Provided data

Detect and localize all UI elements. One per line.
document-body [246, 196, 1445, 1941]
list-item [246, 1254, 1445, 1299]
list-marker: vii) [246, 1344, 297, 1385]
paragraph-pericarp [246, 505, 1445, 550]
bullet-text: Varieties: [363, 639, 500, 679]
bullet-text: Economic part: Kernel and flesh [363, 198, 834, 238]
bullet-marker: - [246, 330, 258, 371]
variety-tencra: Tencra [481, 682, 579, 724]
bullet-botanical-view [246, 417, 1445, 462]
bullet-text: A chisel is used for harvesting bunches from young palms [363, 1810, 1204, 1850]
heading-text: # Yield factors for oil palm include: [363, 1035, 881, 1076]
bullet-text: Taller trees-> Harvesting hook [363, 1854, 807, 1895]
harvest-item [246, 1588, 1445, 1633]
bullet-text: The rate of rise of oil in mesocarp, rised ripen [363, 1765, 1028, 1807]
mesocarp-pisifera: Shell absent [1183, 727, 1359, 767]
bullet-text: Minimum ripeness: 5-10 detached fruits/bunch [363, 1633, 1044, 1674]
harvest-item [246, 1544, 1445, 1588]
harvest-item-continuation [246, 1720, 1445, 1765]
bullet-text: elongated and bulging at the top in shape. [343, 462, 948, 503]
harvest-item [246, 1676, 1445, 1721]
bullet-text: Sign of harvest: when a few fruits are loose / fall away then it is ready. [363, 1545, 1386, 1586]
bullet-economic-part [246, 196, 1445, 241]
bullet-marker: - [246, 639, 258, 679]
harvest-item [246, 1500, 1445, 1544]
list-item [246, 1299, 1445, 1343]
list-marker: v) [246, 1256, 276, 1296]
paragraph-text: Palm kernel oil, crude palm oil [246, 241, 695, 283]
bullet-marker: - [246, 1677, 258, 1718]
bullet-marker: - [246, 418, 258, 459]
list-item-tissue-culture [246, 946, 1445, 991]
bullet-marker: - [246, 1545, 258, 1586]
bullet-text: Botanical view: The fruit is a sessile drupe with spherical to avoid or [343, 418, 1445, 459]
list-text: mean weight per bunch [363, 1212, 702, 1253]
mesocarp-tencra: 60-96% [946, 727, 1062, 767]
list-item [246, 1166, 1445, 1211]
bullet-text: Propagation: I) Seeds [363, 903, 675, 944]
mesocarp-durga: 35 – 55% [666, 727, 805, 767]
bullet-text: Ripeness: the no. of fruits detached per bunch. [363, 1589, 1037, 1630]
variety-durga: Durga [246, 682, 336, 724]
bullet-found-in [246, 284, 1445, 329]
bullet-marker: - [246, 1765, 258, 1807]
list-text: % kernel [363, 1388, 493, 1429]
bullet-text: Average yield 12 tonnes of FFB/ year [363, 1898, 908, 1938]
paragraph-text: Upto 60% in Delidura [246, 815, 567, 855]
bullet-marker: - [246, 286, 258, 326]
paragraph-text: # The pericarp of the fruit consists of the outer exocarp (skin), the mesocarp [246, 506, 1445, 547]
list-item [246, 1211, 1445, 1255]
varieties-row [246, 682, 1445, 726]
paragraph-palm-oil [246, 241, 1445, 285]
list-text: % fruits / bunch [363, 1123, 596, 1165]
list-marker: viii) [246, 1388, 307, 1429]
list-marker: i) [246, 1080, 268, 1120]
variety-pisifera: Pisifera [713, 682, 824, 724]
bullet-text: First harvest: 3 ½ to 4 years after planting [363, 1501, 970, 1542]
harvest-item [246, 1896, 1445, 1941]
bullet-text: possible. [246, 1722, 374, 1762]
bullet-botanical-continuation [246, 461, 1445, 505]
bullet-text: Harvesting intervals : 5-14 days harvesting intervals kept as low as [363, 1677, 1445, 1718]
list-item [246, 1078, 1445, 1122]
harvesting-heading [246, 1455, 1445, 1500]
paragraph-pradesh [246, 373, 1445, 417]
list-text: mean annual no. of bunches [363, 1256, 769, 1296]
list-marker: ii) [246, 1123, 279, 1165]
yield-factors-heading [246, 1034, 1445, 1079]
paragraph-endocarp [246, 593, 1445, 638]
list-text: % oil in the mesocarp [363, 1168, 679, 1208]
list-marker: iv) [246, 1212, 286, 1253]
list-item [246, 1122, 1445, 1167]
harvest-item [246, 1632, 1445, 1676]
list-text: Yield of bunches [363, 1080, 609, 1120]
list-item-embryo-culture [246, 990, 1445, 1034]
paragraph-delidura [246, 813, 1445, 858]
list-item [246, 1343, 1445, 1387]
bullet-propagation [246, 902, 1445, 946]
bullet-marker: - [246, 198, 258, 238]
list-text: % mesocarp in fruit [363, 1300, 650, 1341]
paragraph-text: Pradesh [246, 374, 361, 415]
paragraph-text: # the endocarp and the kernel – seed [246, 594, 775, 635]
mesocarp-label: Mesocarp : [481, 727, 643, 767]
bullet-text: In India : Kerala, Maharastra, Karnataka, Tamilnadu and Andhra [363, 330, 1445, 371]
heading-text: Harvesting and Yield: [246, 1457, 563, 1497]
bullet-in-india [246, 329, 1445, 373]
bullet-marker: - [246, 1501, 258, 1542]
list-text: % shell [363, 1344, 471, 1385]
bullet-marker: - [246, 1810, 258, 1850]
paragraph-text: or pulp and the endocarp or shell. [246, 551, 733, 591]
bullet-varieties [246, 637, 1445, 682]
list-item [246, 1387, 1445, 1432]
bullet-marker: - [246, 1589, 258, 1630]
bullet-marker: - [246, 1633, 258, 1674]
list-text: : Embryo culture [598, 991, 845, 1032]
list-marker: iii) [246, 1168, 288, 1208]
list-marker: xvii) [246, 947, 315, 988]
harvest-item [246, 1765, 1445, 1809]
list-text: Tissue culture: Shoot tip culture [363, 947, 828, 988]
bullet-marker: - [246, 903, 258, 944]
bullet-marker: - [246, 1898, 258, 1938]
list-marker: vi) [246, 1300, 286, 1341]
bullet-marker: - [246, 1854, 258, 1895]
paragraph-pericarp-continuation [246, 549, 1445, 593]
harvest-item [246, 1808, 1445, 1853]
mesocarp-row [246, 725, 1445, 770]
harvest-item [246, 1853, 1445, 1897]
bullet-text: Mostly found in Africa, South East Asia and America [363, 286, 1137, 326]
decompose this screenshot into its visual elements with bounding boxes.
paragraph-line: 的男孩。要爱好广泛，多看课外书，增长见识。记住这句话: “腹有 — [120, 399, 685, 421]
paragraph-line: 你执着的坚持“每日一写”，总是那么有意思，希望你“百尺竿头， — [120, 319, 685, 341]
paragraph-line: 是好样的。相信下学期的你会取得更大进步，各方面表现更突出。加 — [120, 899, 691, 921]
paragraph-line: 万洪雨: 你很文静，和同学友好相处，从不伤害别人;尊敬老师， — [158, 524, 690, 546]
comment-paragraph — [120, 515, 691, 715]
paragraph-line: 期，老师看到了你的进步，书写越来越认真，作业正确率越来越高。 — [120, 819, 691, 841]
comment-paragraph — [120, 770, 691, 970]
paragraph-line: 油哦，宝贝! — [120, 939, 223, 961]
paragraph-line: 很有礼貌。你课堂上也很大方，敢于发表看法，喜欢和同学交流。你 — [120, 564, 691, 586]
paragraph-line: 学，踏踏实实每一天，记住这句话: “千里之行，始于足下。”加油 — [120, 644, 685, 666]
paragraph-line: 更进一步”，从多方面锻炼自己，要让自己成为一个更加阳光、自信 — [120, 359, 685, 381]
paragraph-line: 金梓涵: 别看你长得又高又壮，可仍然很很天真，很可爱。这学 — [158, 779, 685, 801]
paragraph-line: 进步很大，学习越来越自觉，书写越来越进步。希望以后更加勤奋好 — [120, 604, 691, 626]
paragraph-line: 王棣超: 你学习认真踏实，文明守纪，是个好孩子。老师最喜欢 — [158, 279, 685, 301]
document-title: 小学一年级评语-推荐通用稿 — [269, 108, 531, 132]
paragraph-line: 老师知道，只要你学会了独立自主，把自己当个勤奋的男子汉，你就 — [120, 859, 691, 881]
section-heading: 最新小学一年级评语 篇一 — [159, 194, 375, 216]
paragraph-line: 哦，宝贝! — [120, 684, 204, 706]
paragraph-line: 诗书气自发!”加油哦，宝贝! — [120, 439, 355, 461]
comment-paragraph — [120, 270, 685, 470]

Exercise objective
Reproduce the rows from the start of the records up to and including the row that contains "bullet-marker: - [246, 1677, 258, 1718]".

In response
Detect and localize all UI elements. One per line.
document-body [246, 196, 1445, 1941]
list-item [246, 1254, 1445, 1299]
list-marker: vii) [246, 1344, 297, 1385]
paragraph-pericarp [246, 505, 1445, 550]
bullet-text: Varieties: [363, 639, 500, 679]
bullet-text: Economic part: Kernel and flesh [363, 198, 834, 238]
bullet-marker: - [246, 330, 258, 371]
variety-tencra: Tencra [481, 682, 579, 724]
bullet-botanical-view [246, 417, 1445, 462]
bullet-text: A chisel is used for harvesting bunches from young palms [363, 1810, 1204, 1850]
heading-text: # Yield factors for oil palm include: [363, 1035, 881, 1076]
bullet-text: Taller trees-> Harvesting hook [363, 1854, 807, 1895]
harvest-item [246, 1588, 1445, 1633]
bullet-text: The rate of rise of oil in mesocarp, rised ripen [363, 1765, 1028, 1807]
mesocarp-pisifera: Shell absent [1183, 727, 1359, 767]
bullet-text: Minimum ripeness: 5-10 detached fruits/bunch [363, 1633, 1044, 1674]
harvest-item [246, 1544, 1445, 1588]
harvest-item-continuation [246, 1720, 1445, 1765]
bullet-text: elongated and bulging at the top in shape. [343, 462, 948, 503]
harvest-item [246, 1676, 1445, 1721]
bullet-text: Sign of harvest: when a few fruits are loose / fall away then it is ready. [363, 1545, 1386, 1586]
bullet-economic-part [246, 196, 1445, 241]
bullet-marker: - [246, 639, 258, 679]
harvest-item [246, 1500, 1445, 1544]
list-item [246, 1299, 1445, 1343]
list-marker: v) [246, 1256, 276, 1296]
paragraph-text: Palm kernel oil, crude palm oil [246, 241, 695, 283]
bullet-marker: - [246, 1677, 258, 1718]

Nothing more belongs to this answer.